[WHAT IS EXPECTED]
Reproduce all the entries exactly.

[RECORD EXTRACTS]
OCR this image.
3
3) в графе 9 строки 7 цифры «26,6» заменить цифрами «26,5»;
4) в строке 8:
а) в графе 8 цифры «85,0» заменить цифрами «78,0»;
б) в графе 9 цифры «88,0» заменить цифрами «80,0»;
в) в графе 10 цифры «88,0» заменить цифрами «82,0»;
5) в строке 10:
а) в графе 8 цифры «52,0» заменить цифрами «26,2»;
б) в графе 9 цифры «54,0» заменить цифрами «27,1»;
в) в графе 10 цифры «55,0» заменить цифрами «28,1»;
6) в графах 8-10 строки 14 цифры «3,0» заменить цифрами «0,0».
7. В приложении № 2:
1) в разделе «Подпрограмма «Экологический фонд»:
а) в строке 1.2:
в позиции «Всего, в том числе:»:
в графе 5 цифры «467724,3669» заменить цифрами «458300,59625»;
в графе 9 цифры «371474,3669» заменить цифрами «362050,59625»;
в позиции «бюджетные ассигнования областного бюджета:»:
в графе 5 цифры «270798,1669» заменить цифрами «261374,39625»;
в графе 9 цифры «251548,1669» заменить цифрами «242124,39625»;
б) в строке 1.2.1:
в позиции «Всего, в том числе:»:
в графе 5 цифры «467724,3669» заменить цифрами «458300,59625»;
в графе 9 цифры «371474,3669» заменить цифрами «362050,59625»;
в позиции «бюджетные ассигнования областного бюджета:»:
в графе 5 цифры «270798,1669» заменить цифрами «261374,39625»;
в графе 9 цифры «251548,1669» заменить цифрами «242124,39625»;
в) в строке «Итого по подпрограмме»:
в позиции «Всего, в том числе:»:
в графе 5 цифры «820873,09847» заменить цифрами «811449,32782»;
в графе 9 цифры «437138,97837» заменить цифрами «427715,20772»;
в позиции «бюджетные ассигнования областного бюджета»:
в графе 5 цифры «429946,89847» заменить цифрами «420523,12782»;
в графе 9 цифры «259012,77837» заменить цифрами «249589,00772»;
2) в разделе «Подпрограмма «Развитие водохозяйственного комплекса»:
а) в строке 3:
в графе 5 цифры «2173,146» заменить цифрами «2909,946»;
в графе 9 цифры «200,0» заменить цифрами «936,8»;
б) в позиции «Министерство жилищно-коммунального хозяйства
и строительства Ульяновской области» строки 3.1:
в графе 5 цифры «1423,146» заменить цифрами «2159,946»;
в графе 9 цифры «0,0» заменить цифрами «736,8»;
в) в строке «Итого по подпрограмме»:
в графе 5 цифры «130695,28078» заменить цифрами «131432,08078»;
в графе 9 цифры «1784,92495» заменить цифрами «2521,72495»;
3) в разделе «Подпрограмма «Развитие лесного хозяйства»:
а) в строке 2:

[EXERCISE RESPONSE]
OCR this image.
3
3) в графе 9 строки 7 цифры «26,6» заменить цифрами «26,5»;
4) в строке 8:
а) в графе 8 цифры «85,0» заменить цифрами «78,0»;
б) в графе 9 цифры «88,0» заменить цифрами «80,0»;
в) в графе 10 цифры «88,0» заменить цифрами «82,0»;
5) в строке 10:
а) в графе 8 цифры «52,0» заменить цифрами «26,2»;
б) в графе 9 цифры «54,0» заменить цифрами «27,1»;
в) в графе 10 цифры «55,0» заменить цифрами «28,1»;
6) в графах 8-10 строки 14 цифры «3,0» заменить цифрами «0,0».
7. В приложении № 2:
1) в разделе «Подпрограмма «Экологический фонд»:
а) в строке 1.2:
в позиции «Всего, в том числе:»:
в графе 5 цифры «467724,3669» заменить цифрами «458300,59625»;
в графе 9 цифры «371474,3669» заменить цифрами «362050,59625»;
в позиции «бюджетные ассигнования областного бюджета:»:
в графе 5 цифры «270798,1669» заменить цифрами «261374,39625»;
в графе 9 цифры «251548,1669» заменить цифрами «242124,39625»;
б) в строке 1.2.1:
в позиции «Всего, в том числе:»:
в графе 5 цифры «467724,3669» заменить цифрами «458300,59625»;
в графе 9 цифры «371474,3669» заменить цифрами «362050,59625»;
в позиции «бюджетные ассигнования областного бюджета:»:
в графе 5 цифры «270798,1669» заменить цифрами «261374,39625»;
в графе 9 цифры «251548,1669» заменить цифрами «242124,39625»;
в) в строке «Итого по подпрограмме»:
в позиции «Всего, в том числе:»:
в графе 5 цифры «820873,09847» заменить цифрами «811449,32782»;
в графе 9 цифры «437138,97837» заменить цифрами «427715,20772»;
в позиции «бюджетные ассигнования областного бюджета»:
в графе 5 цифры «429946,89847» заменить цифрами «420523,12782»;
в графе 9 цифры «259012,77837» заменить цифрами «249589,00772»;
2) в разделе «Подпрограмма «Развитие водохозяйственного комплекса»:
а) в строке 3:
в графе 5 цифры «2173,146» заменить цифрами «2909,946»;
в графе 9 цифры «200,0» заменить цифрами «936,8»;
б) в позиции «Министерство жилищно-коммунального хозяйства
и строительства Ульяновской области» строки 3.1:
в графе 5 цифры «1423,146» заменить цифрами «2159,946»;
в графе 9 цифры «0,0» заменить цифрами «736,8»;
в) в строке «Итого по подпрограмме»:
в графе 5 цифры «130695,28078» заменить цифрами «131432,08078»;
в графе 9 цифры «1784,92495» заменить цифрами «2521,72495»;
3) в разделе «Подпрограмма «Развитие лесного хозяйства»:
а) в строке 2:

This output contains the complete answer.